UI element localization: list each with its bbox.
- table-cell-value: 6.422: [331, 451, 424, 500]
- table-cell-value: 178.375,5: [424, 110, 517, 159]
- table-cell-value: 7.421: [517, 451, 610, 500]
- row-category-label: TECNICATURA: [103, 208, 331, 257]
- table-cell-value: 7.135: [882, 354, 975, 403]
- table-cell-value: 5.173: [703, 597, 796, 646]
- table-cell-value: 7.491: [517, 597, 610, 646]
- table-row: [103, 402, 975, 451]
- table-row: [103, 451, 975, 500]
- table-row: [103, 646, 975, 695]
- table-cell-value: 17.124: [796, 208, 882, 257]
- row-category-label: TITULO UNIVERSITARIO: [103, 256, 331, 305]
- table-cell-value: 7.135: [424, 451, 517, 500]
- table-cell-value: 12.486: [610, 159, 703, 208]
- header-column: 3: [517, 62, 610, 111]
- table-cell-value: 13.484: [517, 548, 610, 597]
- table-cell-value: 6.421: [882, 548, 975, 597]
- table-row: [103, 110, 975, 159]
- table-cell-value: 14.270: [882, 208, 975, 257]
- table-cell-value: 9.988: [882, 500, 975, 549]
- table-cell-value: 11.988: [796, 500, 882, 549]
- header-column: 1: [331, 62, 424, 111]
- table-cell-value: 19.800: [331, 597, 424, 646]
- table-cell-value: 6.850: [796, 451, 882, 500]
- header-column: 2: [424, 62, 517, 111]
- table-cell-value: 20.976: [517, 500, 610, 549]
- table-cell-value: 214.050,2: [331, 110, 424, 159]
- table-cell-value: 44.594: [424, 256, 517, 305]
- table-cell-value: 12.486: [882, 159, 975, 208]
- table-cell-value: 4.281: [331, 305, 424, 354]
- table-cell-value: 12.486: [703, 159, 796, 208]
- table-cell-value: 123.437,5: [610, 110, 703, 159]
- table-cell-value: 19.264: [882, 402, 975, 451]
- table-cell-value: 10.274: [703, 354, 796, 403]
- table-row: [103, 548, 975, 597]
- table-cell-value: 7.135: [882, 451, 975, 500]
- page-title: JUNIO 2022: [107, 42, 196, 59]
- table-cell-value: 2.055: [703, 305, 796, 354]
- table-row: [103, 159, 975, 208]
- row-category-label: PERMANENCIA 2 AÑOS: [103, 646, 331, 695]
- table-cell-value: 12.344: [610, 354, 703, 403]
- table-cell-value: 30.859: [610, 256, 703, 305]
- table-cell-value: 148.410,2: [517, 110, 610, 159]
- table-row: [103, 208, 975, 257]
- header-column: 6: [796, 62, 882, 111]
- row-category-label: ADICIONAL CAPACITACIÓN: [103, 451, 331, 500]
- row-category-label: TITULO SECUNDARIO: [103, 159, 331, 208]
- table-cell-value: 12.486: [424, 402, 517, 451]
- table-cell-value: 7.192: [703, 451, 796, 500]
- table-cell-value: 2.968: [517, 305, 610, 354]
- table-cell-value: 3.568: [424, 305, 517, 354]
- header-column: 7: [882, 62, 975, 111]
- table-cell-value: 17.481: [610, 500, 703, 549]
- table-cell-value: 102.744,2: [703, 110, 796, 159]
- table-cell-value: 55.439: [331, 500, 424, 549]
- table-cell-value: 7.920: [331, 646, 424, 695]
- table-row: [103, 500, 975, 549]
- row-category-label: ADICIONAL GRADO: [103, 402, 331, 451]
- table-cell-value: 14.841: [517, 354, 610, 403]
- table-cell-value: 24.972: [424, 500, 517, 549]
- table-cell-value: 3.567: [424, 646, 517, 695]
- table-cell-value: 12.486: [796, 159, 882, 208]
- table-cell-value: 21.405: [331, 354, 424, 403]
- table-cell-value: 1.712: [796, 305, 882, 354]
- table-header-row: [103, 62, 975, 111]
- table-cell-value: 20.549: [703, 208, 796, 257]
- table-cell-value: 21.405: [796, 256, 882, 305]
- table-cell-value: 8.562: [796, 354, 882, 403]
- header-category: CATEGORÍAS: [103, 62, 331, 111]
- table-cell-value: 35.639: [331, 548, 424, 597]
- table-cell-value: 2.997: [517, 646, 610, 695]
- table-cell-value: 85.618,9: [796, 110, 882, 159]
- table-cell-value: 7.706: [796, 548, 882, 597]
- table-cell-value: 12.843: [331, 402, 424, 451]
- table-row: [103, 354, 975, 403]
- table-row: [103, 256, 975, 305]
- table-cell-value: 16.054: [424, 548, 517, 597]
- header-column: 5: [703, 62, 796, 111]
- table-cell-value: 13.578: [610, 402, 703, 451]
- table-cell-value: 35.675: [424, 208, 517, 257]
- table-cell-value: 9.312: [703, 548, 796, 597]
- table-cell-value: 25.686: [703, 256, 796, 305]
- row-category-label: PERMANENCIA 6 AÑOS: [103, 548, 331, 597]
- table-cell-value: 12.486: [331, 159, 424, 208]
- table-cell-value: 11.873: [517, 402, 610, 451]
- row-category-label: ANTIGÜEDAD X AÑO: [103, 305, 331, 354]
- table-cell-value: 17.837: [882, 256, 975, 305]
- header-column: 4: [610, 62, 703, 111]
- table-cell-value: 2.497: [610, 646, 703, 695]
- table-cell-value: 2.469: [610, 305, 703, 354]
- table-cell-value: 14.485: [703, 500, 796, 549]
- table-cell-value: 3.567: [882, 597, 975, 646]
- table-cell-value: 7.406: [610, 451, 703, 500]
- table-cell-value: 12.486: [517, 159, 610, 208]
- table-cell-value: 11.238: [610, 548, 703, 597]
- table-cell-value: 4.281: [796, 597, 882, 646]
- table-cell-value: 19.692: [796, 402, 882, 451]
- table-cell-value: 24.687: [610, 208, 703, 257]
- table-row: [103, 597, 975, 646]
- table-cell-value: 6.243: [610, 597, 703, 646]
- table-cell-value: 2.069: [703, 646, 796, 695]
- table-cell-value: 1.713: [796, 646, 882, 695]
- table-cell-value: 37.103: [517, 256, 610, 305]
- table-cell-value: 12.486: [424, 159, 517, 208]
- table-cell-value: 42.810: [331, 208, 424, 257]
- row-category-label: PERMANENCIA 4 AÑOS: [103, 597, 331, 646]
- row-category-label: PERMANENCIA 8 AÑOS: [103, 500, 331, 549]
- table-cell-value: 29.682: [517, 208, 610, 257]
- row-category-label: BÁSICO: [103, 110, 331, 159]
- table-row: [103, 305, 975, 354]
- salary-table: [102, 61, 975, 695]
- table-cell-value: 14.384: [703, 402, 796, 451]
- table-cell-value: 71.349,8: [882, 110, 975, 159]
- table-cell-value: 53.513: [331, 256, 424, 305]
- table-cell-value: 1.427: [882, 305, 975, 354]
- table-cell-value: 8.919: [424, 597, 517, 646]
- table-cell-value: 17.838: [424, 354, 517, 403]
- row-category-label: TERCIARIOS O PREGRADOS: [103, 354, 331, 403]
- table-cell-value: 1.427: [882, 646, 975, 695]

### Problem statement
Please copy out the data above again, putting "row-header" wherever "row-category-label" appears and keeping everything else the same.

### Response
UI element localization: list each with its bbox.
- table-cell-value: 6.422: [331, 451, 424, 500]
- table-cell-value: 178.375,5: [424, 110, 517, 159]
- table-cell-value: 7.421: [517, 451, 610, 500]
- row-header: TECNICATURA: [103, 208, 331, 257]
- table-cell-value: 7.135: [882, 354, 975, 403]
- table-cell-value: 5.173: [703, 597, 796, 646]
- table-cell-value: 7.491: [517, 597, 610, 646]
- table-row: [103, 402, 975, 451]
- table-row: [103, 451, 975, 500]
- table-row: [103, 646, 975, 695]
- table-cell-value: 17.124: [796, 208, 882, 257]
- row-header: TITULO UNIVERSITARIO: [103, 256, 331, 305]
- table-cell-value: 7.135: [424, 451, 517, 500]
- table-cell-value: 12.486: [610, 159, 703, 208]
- header-column: 3: [517, 62, 610, 111]
- table-cell-value: 13.484: [517, 548, 610, 597]
- table-cell-value: 6.421: [882, 548, 975, 597]
- table-row: [103, 110, 975, 159]
- table-cell-value: 14.270: [882, 208, 975, 257]
- table-cell-value: 9.988: [882, 500, 975, 549]
- table-cell-value: 11.988: [796, 500, 882, 549]
- header-column: 1: [331, 62, 424, 111]
- table-cell-value: 19.800: [331, 597, 424, 646]
- table-cell-value: 6.850: [796, 451, 882, 500]
- header-column: 2: [424, 62, 517, 111]
- table-cell-value: 20.976: [517, 500, 610, 549]
- table-cell-value: 214.050,2: [331, 110, 424, 159]
- table-cell-value: 44.594: [424, 256, 517, 305]
- table-cell-value: 12.486: [882, 159, 975, 208]
- table-cell-value: 4.281: [331, 305, 424, 354]
- table-cell-value: 12.486: [703, 159, 796, 208]
- table-cell-value: 123.437,5: [610, 110, 703, 159]
- table-cell-value: 19.264: [882, 402, 975, 451]
- table-cell-value: 10.274: [703, 354, 796, 403]
- table-row: [103, 548, 975, 597]
- table-cell-value: 7.135: [882, 451, 975, 500]
- page-title: JUNIO 2022: [107, 42, 196, 59]
- table-cell-value: 2.055: [703, 305, 796, 354]
- table-row: [103, 159, 975, 208]
- row-header: PERMANENCIA 2 AÑOS: [103, 646, 331, 695]
- table-cell-value: 12.344: [610, 354, 703, 403]
- table-cell-value: 30.859: [610, 256, 703, 305]
- table-cell-value: 148.410,2: [517, 110, 610, 159]
- table-row: [103, 208, 975, 257]
- header-column: 6: [796, 62, 882, 111]
- row-header: ADICIONAL CAPACITACIÓN: [103, 451, 331, 500]
- row-header: TITULO SECUNDARIO: [103, 159, 331, 208]
- table-cell-value: 12.486: [424, 402, 517, 451]
- table-cell-value: 7.192: [703, 451, 796, 500]
- table-cell-value: 2.968: [517, 305, 610, 354]
- table-cell-value: 3.568: [424, 305, 517, 354]
- header-column: 7: [882, 62, 975, 111]
- table-cell-value: 17.481: [610, 500, 703, 549]
- table-cell-value: 102.744,2: [703, 110, 796, 159]
- table-cell-value: 55.439: [331, 500, 424, 549]
- table-cell-value: 7.920: [331, 646, 424, 695]
- table-row: [103, 500, 975, 549]
- row-header: ADICIONAL GRADO: [103, 402, 331, 451]
- table-cell-value: 14.841: [517, 354, 610, 403]
- table-cell-value: 24.972: [424, 500, 517, 549]
- table-cell-value: 3.567: [424, 646, 517, 695]
- table-cell-value: 12.486: [796, 159, 882, 208]
- table-cell-value: 21.405: [331, 354, 424, 403]
- table-cell-value: 1.712: [796, 305, 882, 354]
- table-header-row: [103, 62, 975, 111]
- table-cell-value: 20.549: [703, 208, 796, 257]
- table-cell-value: 21.405: [796, 256, 882, 305]
- table-cell-value: 8.562: [796, 354, 882, 403]
- header-category: CATEGORÍAS: [103, 62, 331, 111]
- table-cell-value: 35.639: [331, 548, 424, 597]
- table-cell-value: 2.997: [517, 646, 610, 695]
- table-cell-value: 85.618,9: [796, 110, 882, 159]
- table-cell-value: 7.706: [796, 548, 882, 597]
- table-cell-value: 12.843: [331, 402, 424, 451]
- table-row: [103, 354, 975, 403]
- table-row: [103, 256, 975, 305]
- table-cell-value: 16.054: [424, 548, 517, 597]
- header-column: 5: [703, 62, 796, 111]
- table-cell-value: 13.578: [610, 402, 703, 451]
- table-cell-value: 35.675: [424, 208, 517, 257]
- table-cell-value: 9.312: [703, 548, 796, 597]
- table-cell-value: 25.686: [703, 256, 796, 305]
- row-header: PERMANENCIA 6 AÑOS: [103, 548, 331, 597]
- table-cell-value: 12.486: [331, 159, 424, 208]
- table-cell-value: 11.873: [517, 402, 610, 451]
- row-header: ANTIGÜEDAD X AÑO: [103, 305, 331, 354]
- table-cell-value: 17.837: [882, 256, 975, 305]
- header-column: 4: [610, 62, 703, 111]
- table-cell-value: 2.497: [610, 646, 703, 695]
- table-cell-value: 2.469: [610, 305, 703, 354]
- table-cell-value: 14.485: [703, 500, 796, 549]
- table-cell-value: 3.567: [882, 597, 975, 646]
- table-cell-value: 7.406: [610, 451, 703, 500]
- table-cell-value: 12.486: [517, 159, 610, 208]
- table-cell-value: 11.238: [610, 548, 703, 597]
- table-cell-value: 4.281: [796, 597, 882, 646]
- table-cell-value: 19.692: [796, 402, 882, 451]
- table-cell-value: 24.687: [610, 208, 703, 257]
- table-row: [103, 597, 975, 646]
- table-cell-value: 6.243: [610, 597, 703, 646]
- table-cell-value: 2.069: [703, 646, 796, 695]
- table-cell-value: 1.713: [796, 646, 882, 695]
- table-cell-value: 37.103: [517, 256, 610, 305]
- table-cell-value: 12.486: [424, 159, 517, 208]
- table-cell-value: 42.810: [331, 208, 424, 257]
- row-header: PERMANENCIA 4 AÑOS: [103, 597, 331, 646]
- row-header: PERMANENCIA 8 AÑOS: [103, 500, 331, 549]
- table-cell-value: 29.682: [517, 208, 610, 257]
- row-header: BÁSICO: [103, 110, 331, 159]
- table-row: [103, 305, 975, 354]
- salary-table: [102, 61, 975, 695]
- table-cell-value: 14.384: [703, 402, 796, 451]
- table-cell-value: 71.349,8: [882, 110, 975, 159]
- table-cell-value: 53.513: [331, 256, 424, 305]
- table-cell-value: 1.427: [882, 305, 975, 354]
- table-cell-value: 8.919: [424, 597, 517, 646]
- table-cell-value: 17.838: [424, 354, 517, 403]
- row-header: TERCIARIOS O PREGRADOS: [103, 354, 331, 403]
- table-cell-value: 1.427: [882, 646, 975, 695]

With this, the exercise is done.